Copy every line of the following data that includes the string "values".

——

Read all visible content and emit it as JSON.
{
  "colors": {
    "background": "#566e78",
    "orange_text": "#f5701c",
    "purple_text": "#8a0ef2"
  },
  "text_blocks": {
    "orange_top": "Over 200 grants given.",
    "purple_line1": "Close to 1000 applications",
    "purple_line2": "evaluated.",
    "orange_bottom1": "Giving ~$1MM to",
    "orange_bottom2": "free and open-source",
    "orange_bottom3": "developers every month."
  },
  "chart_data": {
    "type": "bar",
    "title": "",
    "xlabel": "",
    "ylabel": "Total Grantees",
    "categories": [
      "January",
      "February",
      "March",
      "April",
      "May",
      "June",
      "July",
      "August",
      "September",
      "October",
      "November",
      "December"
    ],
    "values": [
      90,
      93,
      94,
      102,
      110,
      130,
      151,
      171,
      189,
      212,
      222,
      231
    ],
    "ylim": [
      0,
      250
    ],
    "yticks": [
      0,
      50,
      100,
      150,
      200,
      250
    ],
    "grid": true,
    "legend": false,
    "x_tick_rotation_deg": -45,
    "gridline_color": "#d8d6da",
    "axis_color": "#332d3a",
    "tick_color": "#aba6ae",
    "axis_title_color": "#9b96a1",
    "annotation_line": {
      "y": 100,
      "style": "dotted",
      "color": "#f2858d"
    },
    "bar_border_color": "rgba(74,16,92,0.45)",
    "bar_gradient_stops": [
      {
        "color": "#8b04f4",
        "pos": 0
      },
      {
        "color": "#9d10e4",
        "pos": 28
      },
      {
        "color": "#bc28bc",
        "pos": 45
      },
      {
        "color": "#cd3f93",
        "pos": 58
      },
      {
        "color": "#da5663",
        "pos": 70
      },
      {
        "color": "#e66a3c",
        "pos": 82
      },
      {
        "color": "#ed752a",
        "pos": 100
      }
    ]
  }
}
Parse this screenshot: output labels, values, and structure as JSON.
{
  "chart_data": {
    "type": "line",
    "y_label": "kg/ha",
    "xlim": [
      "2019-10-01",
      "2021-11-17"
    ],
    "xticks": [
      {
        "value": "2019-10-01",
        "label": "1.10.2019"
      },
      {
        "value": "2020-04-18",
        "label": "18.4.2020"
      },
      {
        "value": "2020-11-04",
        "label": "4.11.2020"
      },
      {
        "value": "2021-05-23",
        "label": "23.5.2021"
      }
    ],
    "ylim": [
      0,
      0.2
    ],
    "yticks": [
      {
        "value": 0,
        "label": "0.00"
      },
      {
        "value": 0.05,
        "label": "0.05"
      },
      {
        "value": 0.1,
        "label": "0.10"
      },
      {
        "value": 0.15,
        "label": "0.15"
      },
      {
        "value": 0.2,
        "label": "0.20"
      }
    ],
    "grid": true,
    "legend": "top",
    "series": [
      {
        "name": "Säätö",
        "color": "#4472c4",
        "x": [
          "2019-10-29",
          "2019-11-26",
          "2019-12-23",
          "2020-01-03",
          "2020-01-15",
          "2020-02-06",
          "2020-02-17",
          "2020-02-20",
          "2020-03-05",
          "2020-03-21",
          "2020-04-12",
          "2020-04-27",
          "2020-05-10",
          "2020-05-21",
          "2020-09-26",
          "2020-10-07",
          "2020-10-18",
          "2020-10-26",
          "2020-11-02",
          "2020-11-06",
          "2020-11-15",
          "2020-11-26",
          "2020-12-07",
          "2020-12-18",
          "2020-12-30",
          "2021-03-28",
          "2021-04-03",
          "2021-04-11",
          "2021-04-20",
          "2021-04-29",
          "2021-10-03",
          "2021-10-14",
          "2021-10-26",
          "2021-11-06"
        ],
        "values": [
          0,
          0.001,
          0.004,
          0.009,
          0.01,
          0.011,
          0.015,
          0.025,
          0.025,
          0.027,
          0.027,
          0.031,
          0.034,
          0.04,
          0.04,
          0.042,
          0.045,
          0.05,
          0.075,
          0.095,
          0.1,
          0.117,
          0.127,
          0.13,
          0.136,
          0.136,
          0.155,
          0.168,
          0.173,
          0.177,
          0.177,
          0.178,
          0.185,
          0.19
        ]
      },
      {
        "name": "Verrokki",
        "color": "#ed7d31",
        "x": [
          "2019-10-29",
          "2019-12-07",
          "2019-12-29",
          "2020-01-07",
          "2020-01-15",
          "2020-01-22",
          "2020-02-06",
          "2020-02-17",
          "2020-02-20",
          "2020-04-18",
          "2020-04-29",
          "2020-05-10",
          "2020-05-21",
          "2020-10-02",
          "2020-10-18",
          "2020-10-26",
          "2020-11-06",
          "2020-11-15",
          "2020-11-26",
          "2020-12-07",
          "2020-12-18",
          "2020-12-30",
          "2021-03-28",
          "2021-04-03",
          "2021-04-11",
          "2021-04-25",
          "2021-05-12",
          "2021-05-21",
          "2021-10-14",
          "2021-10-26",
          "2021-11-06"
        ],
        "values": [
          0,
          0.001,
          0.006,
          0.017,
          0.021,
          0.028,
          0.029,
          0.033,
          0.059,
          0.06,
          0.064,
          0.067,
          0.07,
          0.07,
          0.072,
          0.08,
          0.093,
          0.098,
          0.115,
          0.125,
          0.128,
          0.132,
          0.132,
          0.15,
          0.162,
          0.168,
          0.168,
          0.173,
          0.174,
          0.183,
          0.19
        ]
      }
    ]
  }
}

——

▶ **Answer in full**:
    "values": [
Parse this screenshot: output labels, values, and structure as JSON.
        "values": [
        "values": [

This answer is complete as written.